>> Begin ENTRIES

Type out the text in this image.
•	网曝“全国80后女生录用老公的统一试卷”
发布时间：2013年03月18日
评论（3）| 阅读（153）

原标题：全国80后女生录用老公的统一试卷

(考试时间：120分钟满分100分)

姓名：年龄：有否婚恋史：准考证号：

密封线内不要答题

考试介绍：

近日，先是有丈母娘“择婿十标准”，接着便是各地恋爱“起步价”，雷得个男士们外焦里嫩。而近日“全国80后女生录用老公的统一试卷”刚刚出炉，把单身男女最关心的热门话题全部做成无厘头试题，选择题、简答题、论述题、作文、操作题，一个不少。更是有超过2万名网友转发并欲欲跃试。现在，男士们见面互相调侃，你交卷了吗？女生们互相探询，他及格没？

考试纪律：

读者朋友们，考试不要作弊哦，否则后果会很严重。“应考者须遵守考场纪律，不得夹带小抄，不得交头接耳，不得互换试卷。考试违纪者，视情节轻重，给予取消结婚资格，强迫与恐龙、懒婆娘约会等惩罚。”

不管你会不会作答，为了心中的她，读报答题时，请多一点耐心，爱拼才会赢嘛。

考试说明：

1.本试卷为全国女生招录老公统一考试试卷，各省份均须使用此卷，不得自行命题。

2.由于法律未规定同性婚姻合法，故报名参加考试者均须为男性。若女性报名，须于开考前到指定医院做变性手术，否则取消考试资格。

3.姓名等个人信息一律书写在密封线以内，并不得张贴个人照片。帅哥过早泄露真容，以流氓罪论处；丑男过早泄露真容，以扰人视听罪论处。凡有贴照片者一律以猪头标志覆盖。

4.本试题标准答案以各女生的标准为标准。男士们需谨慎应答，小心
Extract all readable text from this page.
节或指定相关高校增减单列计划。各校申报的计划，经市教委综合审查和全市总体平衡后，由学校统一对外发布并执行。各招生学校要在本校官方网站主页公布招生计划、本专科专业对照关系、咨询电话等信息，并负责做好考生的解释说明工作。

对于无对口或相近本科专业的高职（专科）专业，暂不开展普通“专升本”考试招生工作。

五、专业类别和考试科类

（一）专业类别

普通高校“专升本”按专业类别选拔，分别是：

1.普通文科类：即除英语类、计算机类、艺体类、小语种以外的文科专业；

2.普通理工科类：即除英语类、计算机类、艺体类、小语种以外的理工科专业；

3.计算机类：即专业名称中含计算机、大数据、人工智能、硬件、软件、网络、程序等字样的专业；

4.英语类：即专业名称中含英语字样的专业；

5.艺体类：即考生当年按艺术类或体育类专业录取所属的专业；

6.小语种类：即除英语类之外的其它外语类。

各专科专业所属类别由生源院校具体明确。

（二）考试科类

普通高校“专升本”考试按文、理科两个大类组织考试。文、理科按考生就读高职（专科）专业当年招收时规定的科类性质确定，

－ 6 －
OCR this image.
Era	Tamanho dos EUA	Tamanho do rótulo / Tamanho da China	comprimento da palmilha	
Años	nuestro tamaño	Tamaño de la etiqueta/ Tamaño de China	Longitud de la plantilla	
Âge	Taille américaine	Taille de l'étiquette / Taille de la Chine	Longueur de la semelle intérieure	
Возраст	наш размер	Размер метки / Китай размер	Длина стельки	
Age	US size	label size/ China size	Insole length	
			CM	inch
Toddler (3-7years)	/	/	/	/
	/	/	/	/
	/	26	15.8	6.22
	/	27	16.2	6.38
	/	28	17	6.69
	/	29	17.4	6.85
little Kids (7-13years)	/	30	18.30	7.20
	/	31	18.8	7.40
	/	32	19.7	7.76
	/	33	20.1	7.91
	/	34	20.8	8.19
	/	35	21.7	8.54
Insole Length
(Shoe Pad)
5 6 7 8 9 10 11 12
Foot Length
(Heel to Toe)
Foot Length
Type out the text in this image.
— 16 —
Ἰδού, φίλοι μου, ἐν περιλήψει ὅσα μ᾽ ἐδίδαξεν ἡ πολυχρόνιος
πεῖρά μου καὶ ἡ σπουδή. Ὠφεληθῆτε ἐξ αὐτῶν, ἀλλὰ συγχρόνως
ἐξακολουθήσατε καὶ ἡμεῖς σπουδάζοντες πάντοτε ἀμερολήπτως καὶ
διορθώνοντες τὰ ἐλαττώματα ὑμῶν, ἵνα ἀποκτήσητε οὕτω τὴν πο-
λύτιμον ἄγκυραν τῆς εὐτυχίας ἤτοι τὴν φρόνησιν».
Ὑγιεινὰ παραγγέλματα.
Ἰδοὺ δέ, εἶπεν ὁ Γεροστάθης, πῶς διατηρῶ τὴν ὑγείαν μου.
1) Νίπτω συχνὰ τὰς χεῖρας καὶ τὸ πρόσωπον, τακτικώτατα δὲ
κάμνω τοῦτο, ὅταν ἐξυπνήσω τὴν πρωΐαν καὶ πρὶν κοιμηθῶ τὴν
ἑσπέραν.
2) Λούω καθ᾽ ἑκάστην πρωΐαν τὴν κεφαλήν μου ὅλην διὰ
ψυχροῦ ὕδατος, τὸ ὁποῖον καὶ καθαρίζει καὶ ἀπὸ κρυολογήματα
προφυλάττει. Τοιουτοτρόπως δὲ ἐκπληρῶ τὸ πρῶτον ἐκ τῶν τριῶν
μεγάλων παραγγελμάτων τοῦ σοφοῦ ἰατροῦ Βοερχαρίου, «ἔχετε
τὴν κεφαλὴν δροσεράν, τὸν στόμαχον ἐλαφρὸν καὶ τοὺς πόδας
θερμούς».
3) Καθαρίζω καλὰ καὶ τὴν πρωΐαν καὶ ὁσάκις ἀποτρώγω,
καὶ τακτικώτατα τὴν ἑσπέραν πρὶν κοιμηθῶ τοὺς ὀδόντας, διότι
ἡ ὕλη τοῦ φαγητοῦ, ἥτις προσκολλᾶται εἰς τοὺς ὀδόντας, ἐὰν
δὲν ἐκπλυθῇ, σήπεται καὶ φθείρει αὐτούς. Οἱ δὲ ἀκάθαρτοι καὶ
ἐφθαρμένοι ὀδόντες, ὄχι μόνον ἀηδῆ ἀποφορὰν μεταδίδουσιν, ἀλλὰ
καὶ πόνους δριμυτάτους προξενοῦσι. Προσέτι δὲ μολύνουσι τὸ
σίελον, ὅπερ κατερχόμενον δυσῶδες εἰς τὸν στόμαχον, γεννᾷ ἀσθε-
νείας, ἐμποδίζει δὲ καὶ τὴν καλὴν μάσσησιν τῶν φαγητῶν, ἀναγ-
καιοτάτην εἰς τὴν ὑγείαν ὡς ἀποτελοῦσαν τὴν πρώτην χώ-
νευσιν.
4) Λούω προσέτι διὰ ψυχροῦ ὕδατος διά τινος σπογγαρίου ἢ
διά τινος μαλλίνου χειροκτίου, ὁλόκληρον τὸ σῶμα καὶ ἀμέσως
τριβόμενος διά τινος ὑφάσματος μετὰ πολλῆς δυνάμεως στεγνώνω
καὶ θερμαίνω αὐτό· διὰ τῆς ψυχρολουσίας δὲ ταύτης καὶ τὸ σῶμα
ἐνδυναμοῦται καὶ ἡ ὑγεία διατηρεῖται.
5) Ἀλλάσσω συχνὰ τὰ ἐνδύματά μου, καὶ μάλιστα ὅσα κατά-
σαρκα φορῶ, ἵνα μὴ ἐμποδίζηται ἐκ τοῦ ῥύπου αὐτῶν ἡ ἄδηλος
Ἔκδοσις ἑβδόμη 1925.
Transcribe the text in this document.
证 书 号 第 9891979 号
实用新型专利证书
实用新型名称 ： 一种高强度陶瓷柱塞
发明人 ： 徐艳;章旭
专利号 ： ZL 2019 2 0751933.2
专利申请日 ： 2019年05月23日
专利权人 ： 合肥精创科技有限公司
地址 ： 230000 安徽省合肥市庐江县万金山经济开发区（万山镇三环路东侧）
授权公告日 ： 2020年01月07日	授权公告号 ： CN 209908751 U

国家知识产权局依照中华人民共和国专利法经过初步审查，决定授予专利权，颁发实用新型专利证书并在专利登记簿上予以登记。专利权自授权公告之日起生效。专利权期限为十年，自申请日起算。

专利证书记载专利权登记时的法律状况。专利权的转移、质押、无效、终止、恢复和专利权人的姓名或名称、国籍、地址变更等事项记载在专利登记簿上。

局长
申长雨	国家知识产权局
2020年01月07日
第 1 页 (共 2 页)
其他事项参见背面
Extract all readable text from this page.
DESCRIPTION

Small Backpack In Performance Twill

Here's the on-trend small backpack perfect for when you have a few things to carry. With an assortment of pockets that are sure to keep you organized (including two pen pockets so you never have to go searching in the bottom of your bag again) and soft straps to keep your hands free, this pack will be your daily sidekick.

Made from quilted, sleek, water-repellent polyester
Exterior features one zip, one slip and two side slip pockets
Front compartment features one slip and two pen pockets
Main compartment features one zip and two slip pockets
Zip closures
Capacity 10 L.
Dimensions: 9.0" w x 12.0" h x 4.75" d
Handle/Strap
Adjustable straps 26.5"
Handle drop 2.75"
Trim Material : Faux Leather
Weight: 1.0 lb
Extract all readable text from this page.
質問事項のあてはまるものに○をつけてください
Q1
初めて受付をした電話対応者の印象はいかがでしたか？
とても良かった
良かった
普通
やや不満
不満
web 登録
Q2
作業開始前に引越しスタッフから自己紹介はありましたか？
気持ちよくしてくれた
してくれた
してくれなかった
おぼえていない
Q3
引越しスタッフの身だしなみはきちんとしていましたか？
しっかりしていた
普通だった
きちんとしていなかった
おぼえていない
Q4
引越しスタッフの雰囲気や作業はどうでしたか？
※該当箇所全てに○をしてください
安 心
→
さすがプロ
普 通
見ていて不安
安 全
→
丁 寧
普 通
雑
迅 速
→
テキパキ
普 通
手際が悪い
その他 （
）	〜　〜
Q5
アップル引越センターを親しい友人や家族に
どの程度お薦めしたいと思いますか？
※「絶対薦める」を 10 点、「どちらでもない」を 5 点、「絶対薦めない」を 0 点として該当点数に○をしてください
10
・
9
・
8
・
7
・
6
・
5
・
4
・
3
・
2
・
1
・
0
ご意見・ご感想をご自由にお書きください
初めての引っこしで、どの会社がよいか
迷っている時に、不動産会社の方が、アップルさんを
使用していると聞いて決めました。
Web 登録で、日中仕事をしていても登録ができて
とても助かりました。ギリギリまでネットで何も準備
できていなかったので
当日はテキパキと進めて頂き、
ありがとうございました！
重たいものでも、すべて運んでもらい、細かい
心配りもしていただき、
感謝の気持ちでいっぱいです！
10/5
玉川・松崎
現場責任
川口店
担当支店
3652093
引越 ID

>> End ENTRIES

* _AIM OF THE TASK_
Select and copy every line of the listing with the word "πρὶν".

* _EXERCISE RESULT_
κάμνω τοῦτο, ὅταν ἐξυπνήσω τὴν πρωΐαν καὶ πρὶν κοιμηθῶ τὴν
καὶ τακτικώτατα τὴν ἑσπέραν πρὶν κοιμηθῶ τοὺς ὀδόντας, διότι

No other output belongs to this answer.